(Item position entries)
— START —

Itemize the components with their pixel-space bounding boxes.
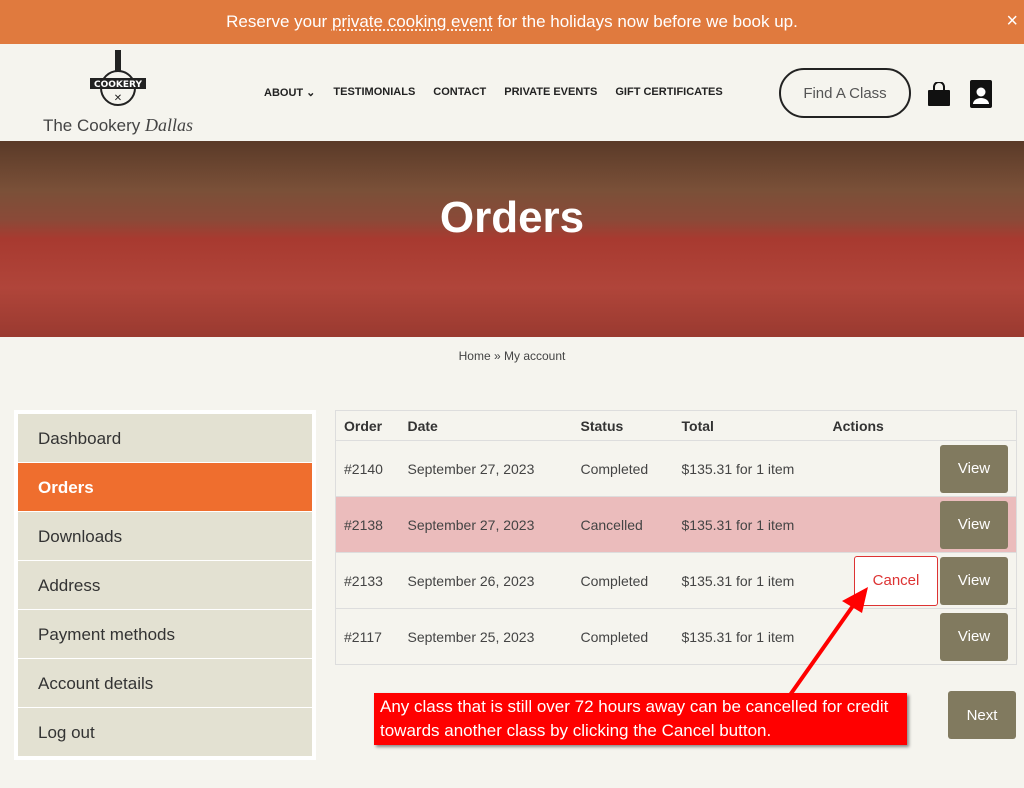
next-button[interactable]: Next (948, 691, 1016, 739)
site-name: The Cookery Dallas (42, 115, 194, 135)
table-row: #2133 September 26, 2023 Completed $135.31 … (335, 552, 1017, 609)
col-order: Order (344, 417, 383, 434)
banner-text: Reserve your private cooking event for t… (226, 12, 798, 31)
order-date: September 27, 2023 (399, 440, 573, 497)
order-number[interactable]: #2133 (335, 552, 400, 609)
order-number[interactable]: #2138 (335, 496, 400, 553)
hero-banner: Orders (0, 141, 1024, 337)
order-status: Completed (572, 440, 674, 497)
cookery-logo-icon: COOKERY ✕ (90, 50, 146, 106)
svg-text:✕: ✕ (114, 93, 122, 104)
close-icon[interactable]: × (1006, 10, 1018, 33)
view-button[interactable]: View (940, 444, 1008, 493)
nav-testimonials[interactable]: TESTIMONIALS (333, 86, 415, 99)
sidebar-item-log-out[interactable]: Log out (18, 708, 312, 756)
col-total: Total (681, 417, 714, 434)
order-total: $135.31 for 1 item (673, 496, 825, 553)
sidebar-item-payment-methods[interactable]: Payment methods (18, 610, 312, 658)
find-class-button[interactable]: Find A Class (779, 68, 911, 118)
sidebar-item-account-details[interactable]: Account details (18, 659, 312, 707)
nav-contact[interactable]: CONTACT (433, 86, 486, 99)
nav-gift-certificates[interactable]: GIFT CERTIFICATES (615, 86, 722, 99)
order-date: September 27, 2023 (399, 496, 573, 553)
logo[interactable]: COOKERY ✕ The Cookery Dallas (38, 48, 198, 136)
site-header: COOKERY ✕ The Cookery Dallas ABOUT ⌄ TEST… (0, 44, 1024, 141)
nav-private-events[interactable]: PRIVATE EVENTS (504, 86, 597, 99)
order-number[interactable]: #2117 (335, 608, 400, 665)
view-button[interactable]: View (940, 556, 1008, 605)
annotation-arrow-icon (788, 587, 868, 697)
sidebar-item-address[interactable]: Address (18, 561, 312, 609)
promo-banner: Reserve your private cooking event for t… (0, 0, 1024, 44)
private-event-link[interactable]: private cooking event (332, 12, 493, 31)
order-status: Completed (572, 552, 674, 609)
svg-text:COOKERY: COOKERY (94, 80, 142, 90)
view-button[interactable]: View (940, 500, 1008, 549)
account-icon[interactable] (970, 80, 992, 108)
sidebar-item-orders[interactable]: Orders (18, 463, 312, 511)
main-nav: ABOUT ⌄ TESTIMONIALS CONTACT PRIVATE EVE… (264, 86, 741, 99)
order-date: September 26, 2023 (399, 552, 573, 609)
sidebar-item-dashboard[interactable]: Dashboard (18, 414, 312, 462)
shopping-bag-icon[interactable] (928, 82, 950, 106)
order-status: Cancelled (572, 496, 674, 553)
table-row: #2140 September 27, 2023 Completed $135.31 … (335, 440, 1017, 497)
col-status: Status (580, 417, 624, 434)
col-date: Date (407, 417, 438, 434)
page-title: Orders (439, 193, 585, 242)
nav-about[interactable]: ABOUT ⌄ (264, 86, 315, 99)
orders-table: Order Date Status Total Actions #2140 Septemb… (335, 410, 1017, 665)
breadcrumb[interactable]: Home » My account (0, 349, 1024, 363)
table-row: #2138 September 27, 2023 Cancelled $135.31 … (335, 496, 1017, 553)
order-total: $135.31 for 1 item (673, 440, 825, 497)
order-status: Completed (572, 608, 674, 665)
order-number[interactable]: #2140 (335, 440, 400, 497)
table-row: #2117 September 25, 2023 Completed $135.31 … (335, 608, 1017, 665)
col-actions: Actions (832, 417, 884, 434)
annotation-callout: Any class that is still over 72 hours aw… (374, 693, 907, 745)
order-date: September 25, 2023 (399, 608, 573, 665)
sidebar-item-downloads[interactable]: Downloads (18, 512, 312, 560)
view-button[interactable]: View (940, 612, 1008, 661)
account-sidebar: Dashboard Orders Downloads Address Payme… (14, 410, 316, 760)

— END —

◆ Task requirements: Reproduce every row above verbatim, leaving out any pictures.

◆ Final answer:
Itemize the components with their pixel-space bounding boxes.
next-button[interactable]: Next (948, 691, 1016, 739)
site-name: The Cookery Dallas (42, 115, 194, 135)
table-row: #2133 September 26, 2023 Completed $135.31 … (335, 552, 1017, 609)
col-order: Order (344, 417, 383, 434)
banner-text: Reserve your private cooking event for t… (226, 12, 798, 31)
order-date: September 27, 2023 (399, 440, 573, 497)
order-number[interactable]: #2133 (335, 552, 400, 609)
order-number[interactable]: #2138 (335, 496, 400, 553)
hero-banner: Orders (0, 141, 1024, 337)
order-status: Completed (572, 440, 674, 497)
cookery-logo-icon: COOKERY ✕ (90, 50, 146, 106)
svg-text:✕: ✕ (114, 93, 122, 104)
close-icon[interactable]: × (1006, 10, 1018, 33)
view-button[interactable]: View (940, 444, 1008, 493)
nav-testimonials[interactable]: TESTIMONIALS (333, 86, 415, 99)
sidebar-item-log-out[interactable]: Log out (18, 708, 312, 756)
col-total: Total (681, 417, 714, 434)
order-total: $135.31 for 1 item (673, 496, 825, 553)
sidebar-item-payment-methods[interactable]: Payment methods (18, 610, 312, 658)
find-class-button[interactable]: Find A Class (779, 68, 911, 118)
sidebar-item-account-details[interactable]: Account details (18, 659, 312, 707)
nav-contact[interactable]: CONTACT (433, 86, 486, 99)
nav-gift-certificates[interactable]: GIFT CERTIFICATES (615, 86, 722, 99)
order-date: September 27, 2023 (399, 496, 573, 553)
logo[interactable]: COOKERY ✕ The Cookery Dallas (38, 48, 198, 136)
site-header: COOKERY ✕ The Cookery Dallas ABOUT ⌄ TEST… (0, 44, 1024, 141)
nav-private-events[interactable]: PRIVATE EVENTS (504, 86, 597, 99)
order-number[interactable]: #2117 (335, 608, 400, 665)
view-button[interactable]: View (940, 556, 1008, 605)
annotation-arrow-icon (788, 587, 868, 697)
sidebar-item-address[interactable]: Address (18, 561, 312, 609)
promo-banner: Reserve your private cooking event for t… (0, 0, 1024, 44)
private-event-link[interactable]: private cooking event (332, 12, 493, 31)
order-status: Completed (572, 552, 674, 609)
svg-text:COOKERY: COOKERY (94, 80, 142, 90)
view-button[interactable]: View (940, 500, 1008, 549)
account-icon[interactable] (970, 80, 992, 108)
sidebar-item-orders[interactable]: Orders (18, 463, 312, 511)
main-nav: ABOUT ⌄ TESTIMONIALS CONTACT PRIVATE EVE… (264, 86, 741, 99)
order-date: September 26, 2023 (399, 552, 573, 609)
sidebar-item-dashboard[interactable]: Dashboard (18, 414, 312, 462)
shopping-bag-icon[interactable] (928, 82, 950, 106)
order-status: Cancelled (572, 496, 674, 553)
table-row: #2140 September 27, 2023 Completed $135.31 … (335, 440, 1017, 497)
col-status: Status (580, 417, 624, 434)
col-date: Date (407, 417, 438, 434)
page-title: Orders (439, 193, 585, 242)
nav-about[interactable]: ABOUT ⌄ (264, 86, 315, 99)
orders-table: Order Date Status Total Actions #2140 Septemb… (335, 410, 1017, 665)
breadcrumb[interactable]: Home » My account (0, 349, 1024, 363)
table-row: #2138 September 27, 2023 Cancelled $135.31 … (335, 496, 1017, 553)
order-total: $135.31 for 1 item (673, 440, 825, 497)
order-status: Completed (572, 608, 674, 665)
order-number[interactable]: #2140 (335, 440, 400, 497)
table-row: #2117 September 25, 2023 Completed $135.31 … (335, 608, 1017, 665)
col-actions: Actions (832, 417, 884, 434)
annotation-callout: Any class that is still over 72 hours aw… (374, 693, 907, 745)
order-date: September 25, 2023 (399, 608, 573, 665)
sidebar-item-downloads[interactable]: Downloads (18, 512, 312, 560)
view-button[interactable]: View (940, 612, 1008, 661)
account-sidebar: Dashboard Orders Downloads Address Payme… (14, 410, 316, 760)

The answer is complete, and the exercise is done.